### DATA PROVIDED
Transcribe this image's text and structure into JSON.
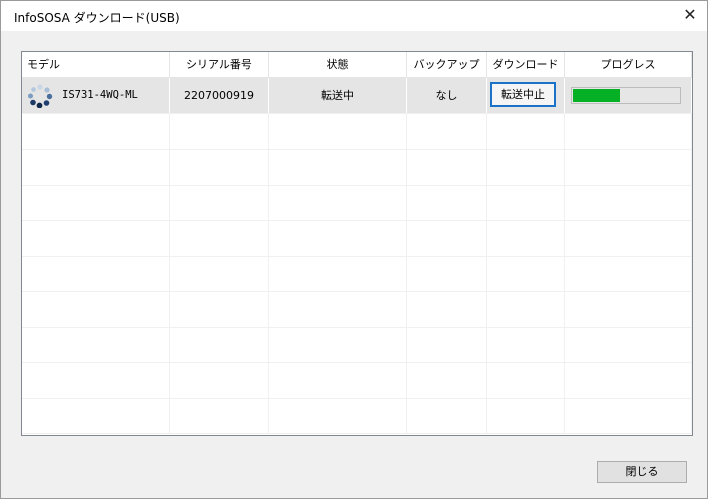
{
  "window": {
    "title": "InfoSOSA ダウンロード(USB)",
    "close_glyph": "✕"
  },
  "table": {
    "columns": [
      "モデル",
      "シリアル番号",
      "状態",
      "バックアップ",
      "ダウンロード",
      "プログレス"
    ],
    "rows": [
      {
        "model": "IS731-4WQ-ML",
        "serial": "2207000919",
        "status": "転送中",
        "backup": "なし",
        "download_button": "転送中止",
        "progress": 0.44
      }
    ],
    "empty_rows": 9
  },
  "footer": {
    "close_button": "閉じる"
  },
  "colors": {
    "progress_fill": "#06b025",
    "focus_border": "#1a73c8"
  },
  "icons": {
    "model_icon": "loading-spinner-icon",
    "close": "close-icon"
  }
}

### REQUIREMENT
All entries are to be retyped exactly. Omit any embedded images.

### TASK RESULT
Transcribe this image's text and structure into JSON.
{
  "window": {
    "title": "InfoSOSA ダウンロード(USB)",
    "close_glyph": "✕"
  },
  "table": {
    "columns": [
      "モデル",
      "シリアル番号",
      "状態",
      "バックアップ",
      "ダウンロード",
      "プログレス"
    ],
    "rows": [
      {
        "model": "IS731-4WQ-ML",
        "serial": "2207000919",
        "status": "転送中",
        "backup": "なし",
        "download_button": "転送中止",
        "progress": 0.44
      }
    ],
    "empty_rows": 9
  },
  "footer": {
    "close_button": "閉じる"
  },
  "colors": {
    "progress_fill": "#06b025",
    "focus_border": "#1a73c8"
  },
  "icons": {
    "model_icon": "loading-spinner-icon",
    "close": "close-icon"
  }
}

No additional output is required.